» **TASK STATEMENT**: Lift out all lines below that contain "profits".

— START —

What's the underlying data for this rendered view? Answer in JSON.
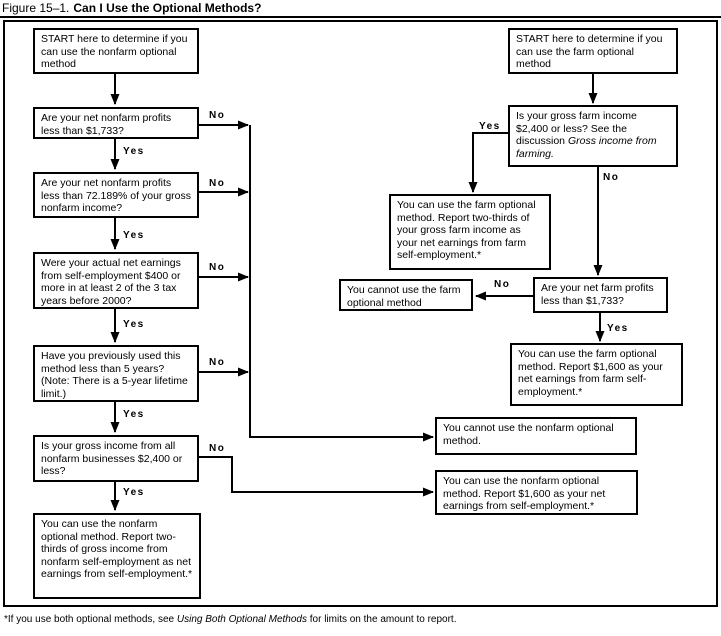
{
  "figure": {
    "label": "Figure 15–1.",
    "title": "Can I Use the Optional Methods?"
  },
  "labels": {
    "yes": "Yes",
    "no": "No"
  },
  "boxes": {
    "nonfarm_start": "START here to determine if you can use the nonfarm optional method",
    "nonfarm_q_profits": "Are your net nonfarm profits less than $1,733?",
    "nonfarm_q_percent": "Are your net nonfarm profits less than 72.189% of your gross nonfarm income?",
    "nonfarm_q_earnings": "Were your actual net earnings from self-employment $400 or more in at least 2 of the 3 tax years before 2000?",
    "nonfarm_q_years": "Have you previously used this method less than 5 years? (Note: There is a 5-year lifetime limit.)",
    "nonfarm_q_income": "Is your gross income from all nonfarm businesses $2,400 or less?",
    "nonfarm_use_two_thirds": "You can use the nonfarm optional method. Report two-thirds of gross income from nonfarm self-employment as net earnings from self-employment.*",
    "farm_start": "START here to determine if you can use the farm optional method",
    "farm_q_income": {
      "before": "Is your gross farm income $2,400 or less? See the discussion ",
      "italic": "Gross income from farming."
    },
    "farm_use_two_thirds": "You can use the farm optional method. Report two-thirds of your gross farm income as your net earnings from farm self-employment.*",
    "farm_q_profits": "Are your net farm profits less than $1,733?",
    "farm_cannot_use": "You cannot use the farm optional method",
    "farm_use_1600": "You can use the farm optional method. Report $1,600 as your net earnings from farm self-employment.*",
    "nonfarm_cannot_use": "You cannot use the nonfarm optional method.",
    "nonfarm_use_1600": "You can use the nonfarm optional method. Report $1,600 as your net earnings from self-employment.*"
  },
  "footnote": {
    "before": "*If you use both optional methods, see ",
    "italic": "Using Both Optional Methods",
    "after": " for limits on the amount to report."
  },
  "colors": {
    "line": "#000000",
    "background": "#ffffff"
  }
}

— END —

» **CORRECT OUTPUT**:
    "nonfarm_q_profits": "Are your net nonfarm profits less than $1,733?",
    "nonfarm_q_percent": "Are your net nonfarm profits less than 72.189% of your gross nonfarm income?",
    "farm_q_profits": "Are your net farm profits less than $1,733?",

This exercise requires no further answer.